[Source records]
┌────────
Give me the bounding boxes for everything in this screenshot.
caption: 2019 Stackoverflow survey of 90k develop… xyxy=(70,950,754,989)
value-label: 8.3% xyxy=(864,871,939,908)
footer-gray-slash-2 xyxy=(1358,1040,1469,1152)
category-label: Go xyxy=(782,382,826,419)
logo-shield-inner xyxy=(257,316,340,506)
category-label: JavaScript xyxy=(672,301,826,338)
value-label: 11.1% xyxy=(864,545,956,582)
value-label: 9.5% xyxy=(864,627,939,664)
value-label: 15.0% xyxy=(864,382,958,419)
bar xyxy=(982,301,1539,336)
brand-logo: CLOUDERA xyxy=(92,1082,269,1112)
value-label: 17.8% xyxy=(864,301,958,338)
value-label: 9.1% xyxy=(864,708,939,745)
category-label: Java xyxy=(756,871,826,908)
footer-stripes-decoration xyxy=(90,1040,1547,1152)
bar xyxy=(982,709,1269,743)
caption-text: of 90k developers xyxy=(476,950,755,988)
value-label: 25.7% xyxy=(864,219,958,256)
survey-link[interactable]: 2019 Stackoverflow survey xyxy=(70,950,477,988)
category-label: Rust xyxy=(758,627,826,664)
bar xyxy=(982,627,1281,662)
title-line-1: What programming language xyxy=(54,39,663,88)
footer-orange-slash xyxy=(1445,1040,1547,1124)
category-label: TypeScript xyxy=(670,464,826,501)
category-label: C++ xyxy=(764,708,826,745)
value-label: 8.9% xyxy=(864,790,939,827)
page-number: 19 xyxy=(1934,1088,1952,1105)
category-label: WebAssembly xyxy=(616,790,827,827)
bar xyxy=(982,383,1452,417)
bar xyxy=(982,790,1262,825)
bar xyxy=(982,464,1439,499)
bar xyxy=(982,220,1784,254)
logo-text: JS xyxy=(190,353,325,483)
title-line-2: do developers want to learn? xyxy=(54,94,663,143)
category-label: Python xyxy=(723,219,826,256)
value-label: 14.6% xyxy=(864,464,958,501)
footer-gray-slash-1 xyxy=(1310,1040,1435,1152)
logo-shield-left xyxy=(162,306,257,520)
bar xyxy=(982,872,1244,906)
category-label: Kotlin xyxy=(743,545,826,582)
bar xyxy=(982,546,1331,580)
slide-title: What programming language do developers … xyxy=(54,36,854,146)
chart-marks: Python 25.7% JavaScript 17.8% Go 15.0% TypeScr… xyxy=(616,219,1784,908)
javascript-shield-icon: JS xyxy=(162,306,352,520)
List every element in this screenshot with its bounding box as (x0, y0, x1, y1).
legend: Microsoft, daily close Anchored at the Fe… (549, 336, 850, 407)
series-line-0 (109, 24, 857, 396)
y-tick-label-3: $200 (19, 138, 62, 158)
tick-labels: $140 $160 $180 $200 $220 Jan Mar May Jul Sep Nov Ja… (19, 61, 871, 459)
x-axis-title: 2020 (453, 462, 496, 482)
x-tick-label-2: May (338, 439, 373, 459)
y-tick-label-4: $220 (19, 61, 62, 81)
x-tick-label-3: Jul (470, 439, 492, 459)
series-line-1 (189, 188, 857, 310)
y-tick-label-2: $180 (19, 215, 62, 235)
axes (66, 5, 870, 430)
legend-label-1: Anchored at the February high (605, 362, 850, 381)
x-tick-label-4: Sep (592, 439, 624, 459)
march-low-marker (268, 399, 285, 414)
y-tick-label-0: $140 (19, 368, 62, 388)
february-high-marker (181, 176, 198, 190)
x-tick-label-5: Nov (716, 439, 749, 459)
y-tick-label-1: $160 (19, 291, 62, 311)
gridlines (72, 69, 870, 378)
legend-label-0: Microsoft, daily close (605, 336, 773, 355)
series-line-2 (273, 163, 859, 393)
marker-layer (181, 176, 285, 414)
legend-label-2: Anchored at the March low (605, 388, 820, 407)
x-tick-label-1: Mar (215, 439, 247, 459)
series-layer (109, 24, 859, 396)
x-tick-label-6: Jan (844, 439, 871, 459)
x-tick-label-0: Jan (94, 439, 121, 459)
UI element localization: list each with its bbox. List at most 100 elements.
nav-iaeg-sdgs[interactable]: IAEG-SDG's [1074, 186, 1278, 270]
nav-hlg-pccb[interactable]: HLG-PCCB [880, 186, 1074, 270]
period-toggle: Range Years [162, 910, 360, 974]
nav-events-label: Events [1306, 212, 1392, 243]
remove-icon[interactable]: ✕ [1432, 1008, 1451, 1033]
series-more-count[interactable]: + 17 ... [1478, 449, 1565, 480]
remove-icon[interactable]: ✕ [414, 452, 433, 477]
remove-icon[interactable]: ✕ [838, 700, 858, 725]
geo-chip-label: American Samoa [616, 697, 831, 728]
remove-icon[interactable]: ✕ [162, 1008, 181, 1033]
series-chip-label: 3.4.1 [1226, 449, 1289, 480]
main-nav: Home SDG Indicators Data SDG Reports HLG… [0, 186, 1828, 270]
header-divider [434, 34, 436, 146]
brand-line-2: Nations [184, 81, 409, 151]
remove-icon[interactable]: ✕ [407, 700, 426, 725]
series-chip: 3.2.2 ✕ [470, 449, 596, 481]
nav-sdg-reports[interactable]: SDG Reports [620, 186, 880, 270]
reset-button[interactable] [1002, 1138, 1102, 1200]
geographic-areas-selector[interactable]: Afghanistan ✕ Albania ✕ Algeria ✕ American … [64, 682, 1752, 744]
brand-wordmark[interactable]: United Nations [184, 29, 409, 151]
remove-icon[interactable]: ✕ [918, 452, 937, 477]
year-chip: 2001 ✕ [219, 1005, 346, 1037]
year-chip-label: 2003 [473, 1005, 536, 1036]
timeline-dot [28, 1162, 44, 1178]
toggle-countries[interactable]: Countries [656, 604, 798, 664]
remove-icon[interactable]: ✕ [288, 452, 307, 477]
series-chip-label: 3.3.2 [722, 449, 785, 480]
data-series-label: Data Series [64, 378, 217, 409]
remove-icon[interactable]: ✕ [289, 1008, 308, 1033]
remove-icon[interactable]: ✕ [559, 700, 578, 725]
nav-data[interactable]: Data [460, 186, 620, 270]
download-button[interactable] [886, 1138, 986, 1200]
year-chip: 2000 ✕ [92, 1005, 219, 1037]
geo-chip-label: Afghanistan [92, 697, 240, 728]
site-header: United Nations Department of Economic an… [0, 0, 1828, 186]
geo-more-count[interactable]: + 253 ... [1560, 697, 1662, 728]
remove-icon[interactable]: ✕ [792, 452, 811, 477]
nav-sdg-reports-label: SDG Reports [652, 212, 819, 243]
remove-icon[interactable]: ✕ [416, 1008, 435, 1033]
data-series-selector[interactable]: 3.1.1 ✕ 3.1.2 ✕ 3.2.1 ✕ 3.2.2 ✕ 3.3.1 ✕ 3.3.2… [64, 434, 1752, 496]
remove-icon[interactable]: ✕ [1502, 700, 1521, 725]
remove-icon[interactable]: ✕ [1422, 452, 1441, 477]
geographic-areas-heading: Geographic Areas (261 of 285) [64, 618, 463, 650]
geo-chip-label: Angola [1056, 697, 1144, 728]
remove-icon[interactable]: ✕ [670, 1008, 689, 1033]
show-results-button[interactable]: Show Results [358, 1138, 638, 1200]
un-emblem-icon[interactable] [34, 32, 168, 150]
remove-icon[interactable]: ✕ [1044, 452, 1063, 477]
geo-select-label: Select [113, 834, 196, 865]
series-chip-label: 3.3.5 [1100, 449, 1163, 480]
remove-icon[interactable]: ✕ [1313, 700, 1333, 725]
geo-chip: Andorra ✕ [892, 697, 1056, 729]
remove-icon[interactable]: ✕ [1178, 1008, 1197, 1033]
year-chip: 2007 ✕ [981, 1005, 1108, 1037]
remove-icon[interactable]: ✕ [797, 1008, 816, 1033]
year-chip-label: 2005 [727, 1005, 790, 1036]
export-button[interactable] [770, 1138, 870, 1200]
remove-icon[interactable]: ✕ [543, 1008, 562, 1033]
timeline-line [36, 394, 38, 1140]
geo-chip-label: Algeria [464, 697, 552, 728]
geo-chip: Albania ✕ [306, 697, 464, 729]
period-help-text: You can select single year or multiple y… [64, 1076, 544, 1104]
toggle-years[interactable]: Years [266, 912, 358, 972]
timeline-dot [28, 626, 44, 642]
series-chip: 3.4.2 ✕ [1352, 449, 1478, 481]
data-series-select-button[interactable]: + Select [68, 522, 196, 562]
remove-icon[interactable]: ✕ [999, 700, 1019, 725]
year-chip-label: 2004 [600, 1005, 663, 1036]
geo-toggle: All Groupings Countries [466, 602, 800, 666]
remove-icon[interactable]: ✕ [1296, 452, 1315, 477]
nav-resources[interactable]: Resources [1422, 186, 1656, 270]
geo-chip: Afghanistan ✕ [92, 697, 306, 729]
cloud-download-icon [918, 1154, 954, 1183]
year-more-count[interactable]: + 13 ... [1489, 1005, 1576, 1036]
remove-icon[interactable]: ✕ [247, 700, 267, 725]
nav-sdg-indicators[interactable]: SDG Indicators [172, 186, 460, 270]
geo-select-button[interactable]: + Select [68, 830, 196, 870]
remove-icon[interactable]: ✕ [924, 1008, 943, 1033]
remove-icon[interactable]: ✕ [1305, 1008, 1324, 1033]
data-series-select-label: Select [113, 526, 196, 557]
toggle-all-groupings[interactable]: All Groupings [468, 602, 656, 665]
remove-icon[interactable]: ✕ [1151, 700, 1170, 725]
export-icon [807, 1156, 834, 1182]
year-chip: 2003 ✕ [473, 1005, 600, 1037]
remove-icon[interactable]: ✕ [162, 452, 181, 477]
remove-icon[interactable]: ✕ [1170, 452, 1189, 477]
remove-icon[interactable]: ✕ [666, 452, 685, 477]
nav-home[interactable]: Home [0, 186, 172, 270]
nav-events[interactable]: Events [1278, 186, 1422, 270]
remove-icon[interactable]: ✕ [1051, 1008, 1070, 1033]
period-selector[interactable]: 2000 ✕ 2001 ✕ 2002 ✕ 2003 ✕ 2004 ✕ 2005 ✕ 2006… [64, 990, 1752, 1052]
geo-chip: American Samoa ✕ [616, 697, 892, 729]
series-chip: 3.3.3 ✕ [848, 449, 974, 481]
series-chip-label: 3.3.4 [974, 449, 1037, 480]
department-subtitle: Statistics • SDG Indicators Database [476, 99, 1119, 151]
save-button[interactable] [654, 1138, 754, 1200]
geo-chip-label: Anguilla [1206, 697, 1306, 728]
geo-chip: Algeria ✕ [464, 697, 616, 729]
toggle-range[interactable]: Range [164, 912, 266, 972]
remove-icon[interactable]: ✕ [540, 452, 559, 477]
└────────
What needs to be done - Write out the material from its first line through the line containing "category-label: Go xyxy=(782,382,826,419)" as a numbered list, skipping any blank lines.

Worked answer -
1. Give me the bounding boxes for everything in this screenshot.
2. caption: 2019 Stackoverflow survey of 90k develop… xyxy=(70,950,754,989)
3. value-label: 8.3% xyxy=(864,871,939,908)
4. footer-gray-slash-2 xyxy=(1358,1040,1469,1152)
5. category-label: Go xyxy=(782,382,826,419)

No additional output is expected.